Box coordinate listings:
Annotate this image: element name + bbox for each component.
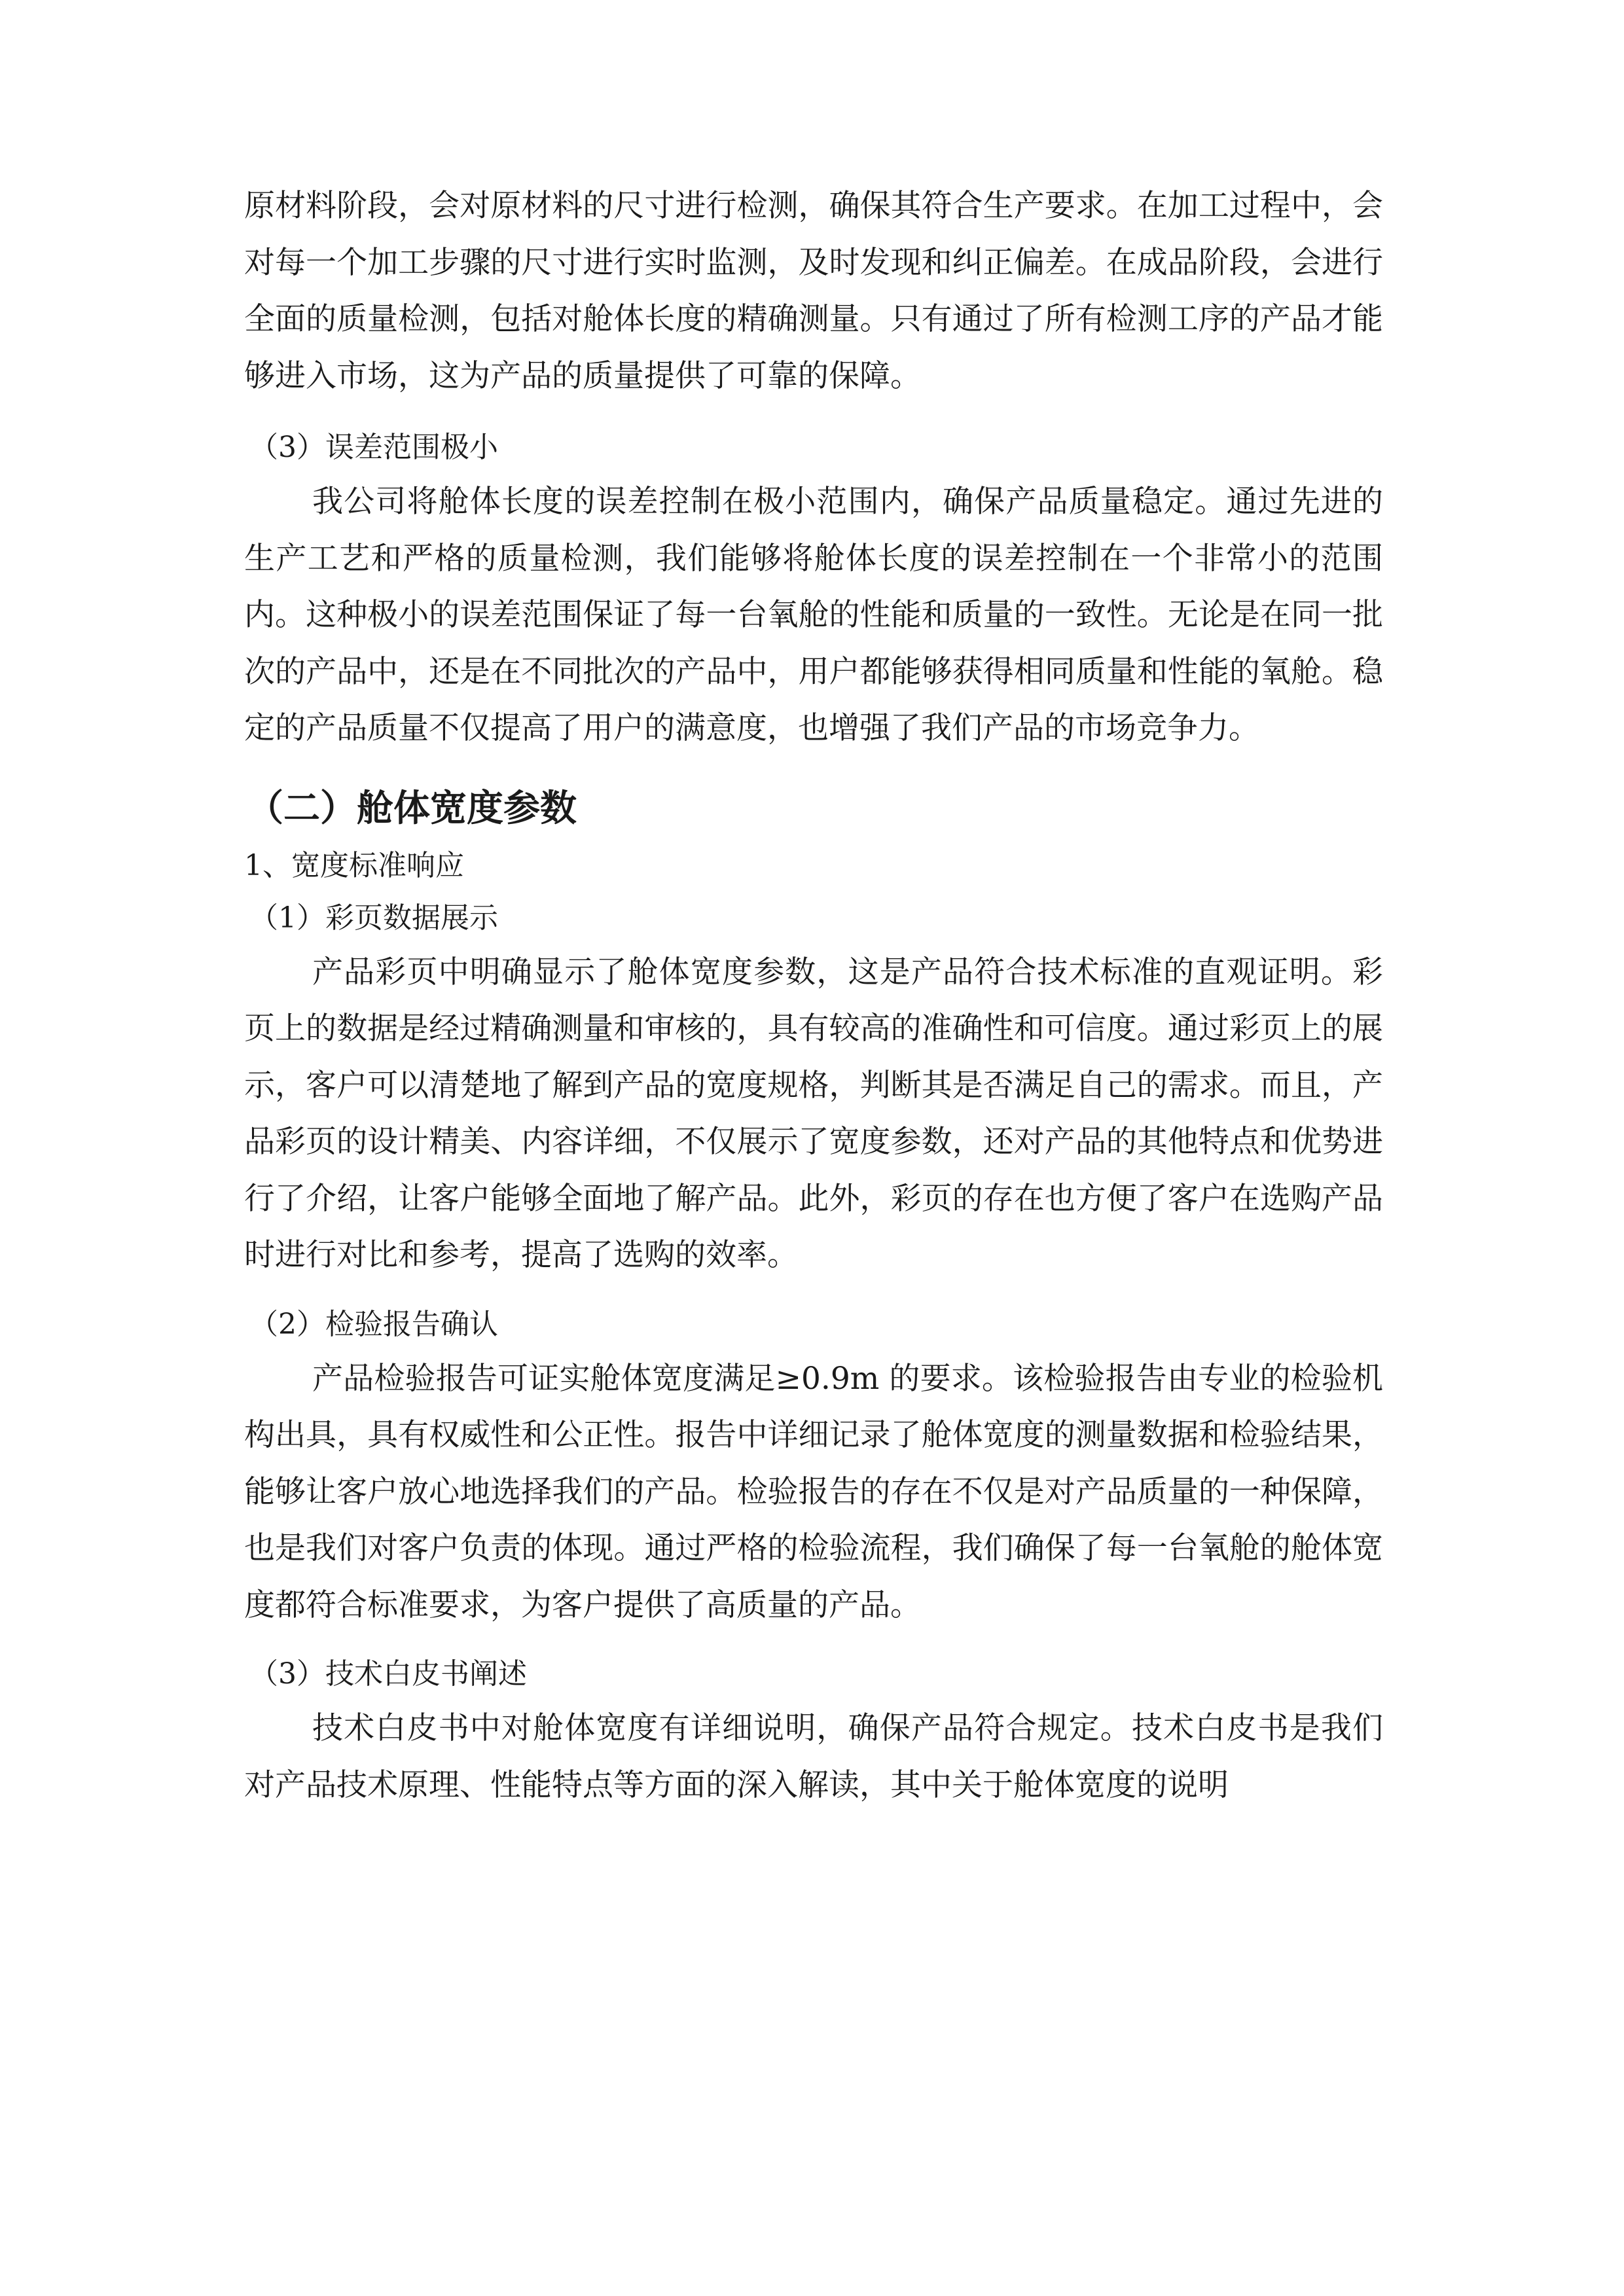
subheading-whitepaper: （3）技术白皮书阐述	[249, 1657, 527, 1691]
paragraph-error-range: 我公司将舱体长度的误差控制在极小范围内，确保产品质量稳定。通过先进的生产工艺和严格的质量检测，我们能够将舱体长度的误差控制在一个非常小的范围内。这种极小的误差范围保证了每一台氧舱的性能和质量的一致性。无论是在同一批次的产品中，还是在不同批次的产品中，用户都能够获得相同质量和性能的氧舱。稳定的产品质量不仅提高了用户的满意度，也增强了我们产品的市场竞争力。	[244, 484, 1383, 746]
document-body	[244, 178, 1383, 1814]
paragraph-whitepaper: 技术白皮书中对舱体宽度有详细说明，确保产品符合规定。技术白皮书是我们对产品技术原理、性能特点等方面的深入解读，其中关于舱体宽度的说明	[244, 1710, 1383, 1803]
subheading-brochure-data: （1）彩页数据展示	[249, 901, 498, 935]
subsection-heading-width-standard: 1、宽度标准响应	[244, 848, 464, 882]
paragraph-brochure: 产品彩页中明确显示了舱体宽度参数，这是产品符合技术标准的直观证明。彩页上的数据是经过精确测量和审核的，具有较高的准确性和可信度。通过彩页上的展示，客户可以清楚地了解到产品的宽度规格，判断其是否满足自己的需求。而且，产品彩页的设计精美、内容详细，不仅展示了宽度参数，还对产品的其他特点和优势进行了介绍，让客户能够全面地了解产品。此外，彩页的存在也方便了客户在选购产品时进行对比和参考，提高了选购的效率。	[244, 954, 1383, 1273]
paragraph-continuation: 原材料阶段，会对原材料的尺寸进行检测，确保其符合生产要求。在加工过程中，会对每一个加工步骤的尺寸进行实时监测，及时发现和纠正偏差。在成品阶段，会进行全面的质量检测，包括对舱体长度的精确测量。只有通过了所有检测工序的产品才能够进入市场，这为产品的质量提供了可靠的保障。	[244, 188, 1383, 394]
paragraph-inspection-report: 产品检验报告可证实舱体宽度满足≥0.9m 的要求。该检验报告由专业的检验机构出具，具有权威性和公正性。报告中详细记录了舱体宽度的测量数据和检验结果，能够让客户放心地选择我们的产品。检验报告的存在不仅是对产品质量的一种保障，也是我们对客户负责的体现。通过严格的检验流程，我们确保了每一台氧舱的舱体宽度都符合标准要求，为客户提供了高质量的产品。	[244, 1360, 1383, 1623]
subheading-inspection-report: （2）检验报告确认	[249, 1307, 498, 1341]
section-heading-width-params: （二）舱体宽度参数	[247, 786, 577, 830]
subheading-error-range: （3）误差范围极小	[249, 431, 498, 464]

TASK DIRECTIONS: Extract the listing lines without any change, from the line containing "1657, 527, 1691]" through the end of the listing.

THE ANSWER:
subheading-whitepaper: （3）技术白皮书阐述	[249, 1657, 527, 1691]
paragraph-error-range: 我公司将舱体长度的误差控制在极小范围内，确保产品质量稳定。通过先进的生产工艺和严格的质量检测，我们能够将舱体长度的误差控制在一个非常小的范围内。这种极小的误差范围保证了每一台氧舱的性能和质量的一致性。无论是在同一批次的产品中，还是在不同批次的产品中，用户都能够获得相同质量和性能的氧舱。稳定的产品质量不仅提高了用户的满意度，也增强了我们产品的市场竞争力。	[244, 484, 1383, 746]
document-body	[244, 178, 1383, 1814]
paragraph-whitepaper: 技术白皮书中对舱体宽度有详细说明，确保产品符合规定。技术白皮书是我们对产品技术原理、性能特点等方面的深入解读，其中关于舱体宽度的说明	[244, 1710, 1383, 1803]
subheading-brochure-data: （1）彩页数据展示	[249, 901, 498, 935]
subsection-heading-width-standard: 1、宽度标准响应	[244, 848, 464, 882]
paragraph-brochure: 产品彩页中明确显示了舱体宽度参数，这是产品符合技术标准的直观证明。彩页上的数据是经过精确测量和审核的，具有较高的准确性和可信度。通过彩页上的展示，客户可以清楚地了解到产品的宽度规格，判断其是否满足自己的需求。而且，产品彩页的设计精美、内容详细，不仅展示了宽度参数，还对产品的其他特点和优势进行了介绍，让客户能够全面地了解产品。此外，彩页的存在也方便了客户在选购产品时进行对比和参考，提高了选购的效率。	[244, 954, 1383, 1273]
paragraph-continuation: 原材料阶段，会对原材料的尺寸进行检测，确保其符合生产要求。在加工过程中，会对每一个加工步骤的尺寸进行实时监测，及时发现和纠正偏差。在成品阶段，会进行全面的质量检测，包括对舱体长度的精确测量。只有通过了所有检测工序的产品才能够进入市场，这为产品的质量提供了可靠的保障。	[244, 188, 1383, 394]
paragraph-inspection-report: 产品检验报告可证实舱体宽度满足≥0.9m 的要求。该检验报告由专业的检验机构出具，具有权威性和公正性。报告中详细记录了舱体宽度的测量数据和检验结果，能够让客户放心地选择我们的产品。检验报告的存在不仅是对产品质量的一种保障，也是我们对客户负责的体现。通过严格的检验流程，我们确保了每一台氧舱的舱体宽度都符合标准要求，为客户提供了高质量的产品。	[244, 1360, 1383, 1623]
subheading-inspection-report: （2）检验报告确认	[249, 1307, 498, 1341]
section-heading-width-params: （二）舱体宽度参数	[247, 786, 577, 830]
subheading-error-range: （3）误差范围极小	[249, 431, 498, 464]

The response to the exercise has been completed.